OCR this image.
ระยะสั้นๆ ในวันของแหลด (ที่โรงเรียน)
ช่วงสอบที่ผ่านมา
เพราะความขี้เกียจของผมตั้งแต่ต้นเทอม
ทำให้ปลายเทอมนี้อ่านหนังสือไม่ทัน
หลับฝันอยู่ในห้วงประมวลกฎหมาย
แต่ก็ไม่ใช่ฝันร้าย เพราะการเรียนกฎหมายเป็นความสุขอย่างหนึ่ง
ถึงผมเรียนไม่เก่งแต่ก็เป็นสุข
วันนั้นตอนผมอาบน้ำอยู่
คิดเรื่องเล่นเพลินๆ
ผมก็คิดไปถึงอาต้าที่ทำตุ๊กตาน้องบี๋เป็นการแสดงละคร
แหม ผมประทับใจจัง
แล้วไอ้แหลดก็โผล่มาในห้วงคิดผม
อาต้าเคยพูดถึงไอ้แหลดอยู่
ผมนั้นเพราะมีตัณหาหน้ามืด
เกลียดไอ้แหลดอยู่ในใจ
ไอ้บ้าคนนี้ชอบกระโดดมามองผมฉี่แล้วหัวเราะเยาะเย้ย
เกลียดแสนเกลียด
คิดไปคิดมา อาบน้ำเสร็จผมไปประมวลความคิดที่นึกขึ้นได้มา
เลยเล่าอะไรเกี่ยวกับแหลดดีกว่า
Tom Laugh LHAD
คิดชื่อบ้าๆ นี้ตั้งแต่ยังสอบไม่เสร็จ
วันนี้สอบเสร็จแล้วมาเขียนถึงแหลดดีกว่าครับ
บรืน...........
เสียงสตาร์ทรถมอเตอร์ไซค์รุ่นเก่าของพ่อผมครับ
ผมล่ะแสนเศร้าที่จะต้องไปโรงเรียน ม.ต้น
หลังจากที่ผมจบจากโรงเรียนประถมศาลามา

◇ ◇ ◇

What the task asks — Using the records above, copy every line that has the word "แหลดอย" in it.

Result of this exercise —
อาต้าเคยพูดถึงไอ้แหลดอยู่
เกลียดไอ้แหลดอยู่ในใจ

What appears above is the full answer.